## Given exercise
Retype each line of the material exactly, please, skipping any picture in it.
---------- Data rows
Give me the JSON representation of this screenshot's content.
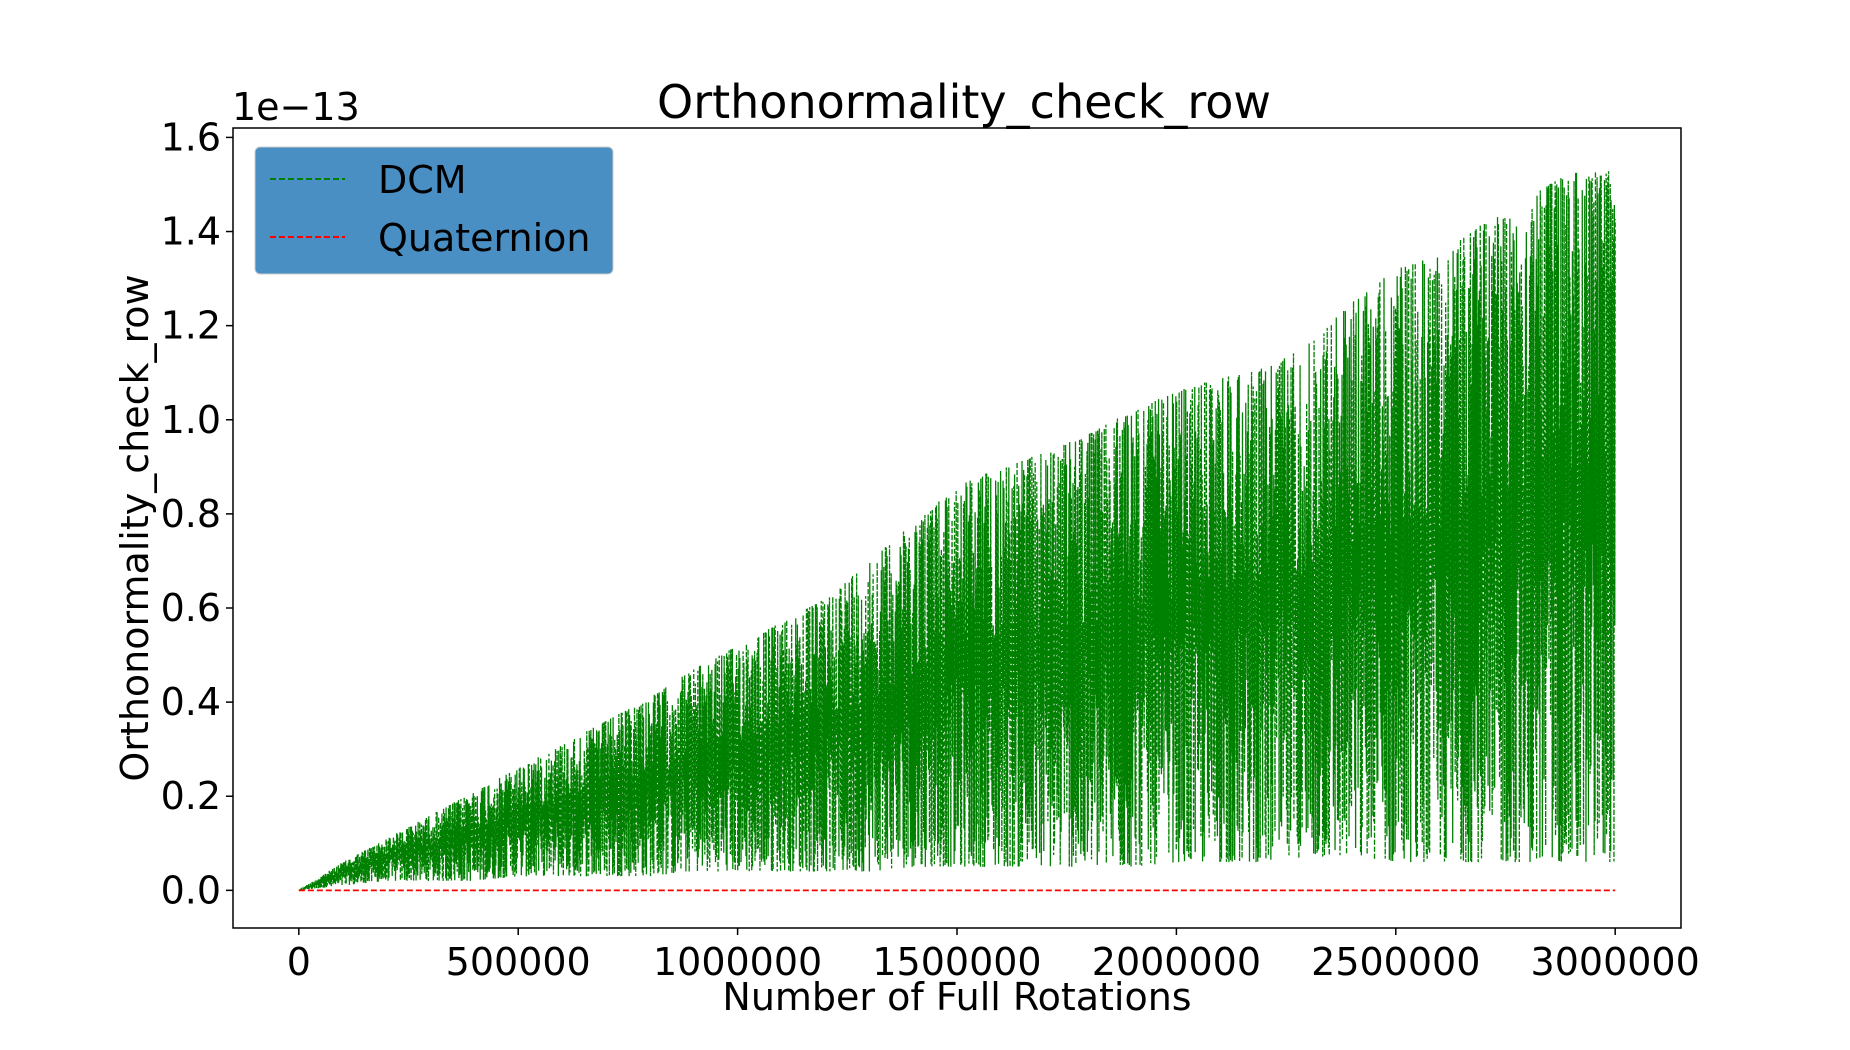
{
  "chart_data": {
    "type": "line",
    "title": "Orthonormality_check_row",
    "xlabel": "Number of Full Rotations",
    "ylabel": "Orthonormality_check_row",
    "y_offset_label": "1e−13",
    "xlim": [
      -150000,
      3150000
    ],
    "ylim": [
      -0.08,
      1.62
    ],
    "x_ticks": [
      0,
      500000,
      1000000,
      1500000,
      2000000,
      2500000,
      3000000
    ],
    "x_tick_labels": [
      "0",
      "500000",
      "1000000",
      "1500000",
      "2000000",
      "2500000",
      "3000000"
    ],
    "y_ticks": [
      0.0,
      0.2,
      0.4,
      0.6,
      0.8,
      1.0,
      1.2,
      1.4,
      1.6
    ],
    "y_tick_labels": [
      "0.0",
      "0.2",
      "0.4",
      "0.6",
      "0.8",
      "1.0",
      "1.2",
      "1.4",
      "1.6"
    ],
    "grid": false,
    "legend_position": "top-left",
    "legend_bg": "#4a8fc4",
    "series": [
      {
        "name": "DCM",
        "color": "#008000",
        "linestyle": "dashed",
        "x": [
          0,
          100000,
          200000,
          300000,
          400000,
          500000,
          600000,
          700000,
          800000,
          900000,
          1000000,
          1100000,
          1200000,
          1300000,
          1400000,
          1500000,
          1600000,
          1700000,
          1800000,
          1900000,
          2000000,
          2100000,
          2200000,
          2300000,
          2400000,
          2500000,
          2600000,
          2700000,
          2800000,
          2900000,
          3000000
        ],
        "y_upper": [
          0.0,
          0.06,
          0.11,
          0.16,
          0.21,
          0.26,
          0.31,
          0.36,
          0.41,
          0.47,
          0.52,
          0.57,
          0.62,
          0.7,
          0.78,
          0.86,
          0.9,
          0.93,
          0.97,
          1.02,
          1.06,
          1.09,
          1.11,
          1.16,
          1.25,
          1.32,
          1.35,
          1.42,
          1.47,
          1.53,
          1.53
        ],
        "y_lower": [
          0.0,
          0.01,
          0.02,
          0.02,
          0.02,
          0.03,
          0.03,
          0.03,
          0.03,
          0.04,
          0.04,
          0.04,
          0.04,
          0.04,
          0.05,
          0.05,
          0.05,
          0.05,
          0.05,
          0.05,
          0.06,
          0.06,
          0.06,
          0.07,
          0.07,
          0.06,
          0.06,
          0.06,
          0.06,
          0.06,
          0.06
        ]
      },
      {
        "name": "Quaternion",
        "color": "#ff0000",
        "linestyle": "dashed",
        "x": [
          0,
          3000000
        ],
        "y": [
          0.0,
          0.0
        ]
      }
    ]
  }
}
--------------------
## Written solution
Give me the JSON representation of this screenshot's content.
{
  "chart_data": {
    "type": "line",
    "title": "Orthonormality_check_row",
    "xlabel": "Number of Full Rotations",
    "ylabel": "Orthonormality_check_row",
    "y_offset_label": "1e−13",
    "xlim": [
      -150000,
      3150000
    ],
    "ylim": [
      -0.08,
      1.62
    ],
    "x_ticks": [
      0,
      500000,
      1000000,
      1500000,
      2000000,
      2500000,
      3000000
    ],
    "x_tick_labels": [
      "0",
      "500000",
      "1000000",
      "1500000",
      "2000000",
      "2500000",
      "3000000"
    ],
    "y_ticks": [
      0.0,
      0.2,
      0.4,
      0.6,
      0.8,
      1.0,
      1.2,
      1.4,
      1.6
    ],
    "y_tick_labels": [
      "0.0",
      "0.2",
      "0.4",
      "0.6",
      "0.8",
      "1.0",
      "1.2",
      "1.4",
      "1.6"
    ],
    "grid": false,
    "legend_position": "top-left",
    "legend_bg": "#4a8fc4",
    "series": [
      {
        "name": "DCM",
        "color": "#008000",
        "linestyle": "dashed",
        "x": [
          0,
          100000,
          200000,
          300000,
          400000,
          500000,
          600000,
          700000,
          800000,
          900000,
          1000000,
          1100000,
          1200000,
          1300000,
          1400000,
          1500000,
          1600000,
          1700000,
          1800000,
          1900000,
          2000000,
          2100000,
          2200000,
          2300000,
          2400000,
          2500000,
          2600000,
          2700000,
          2800000,
          2900000,
          3000000
        ],
        "y_upper": [
          0.0,
          0.06,
          0.11,
          0.16,
          0.21,
          0.26,
          0.31,
          0.36,
          0.41,
          0.47,
          0.52,
          0.57,
          0.62,
          0.7,
          0.78,
          0.86,
          0.9,
          0.93,
          0.97,
          1.02,
          1.06,
          1.09,
          1.11,
          1.16,
          1.25,
          1.32,
          1.35,
          1.42,
          1.47,
          1.53,
          1.53
        ],
        "y_lower": [
          0.0,
          0.01,
          0.02,
          0.02,
          0.02,
          0.03,
          0.03,
          0.03,
          0.03,
          0.04,
          0.04,
          0.04,
          0.04,
          0.04,
          0.05,
          0.05,
          0.05,
          0.05,
          0.05,
          0.05,
          0.06,
          0.06,
          0.06,
          0.07,
          0.07,
          0.06,
          0.06,
          0.06,
          0.06,
          0.06,
          0.06
        ]
      },
      {
        "name": "Quaternion",
        "color": "#ff0000",
        "linestyle": "dashed",
        "x": [
          0,
          3000000
        ],
        "y": [
          0.0,
          0.0
        ]
      }
    ]
  }
}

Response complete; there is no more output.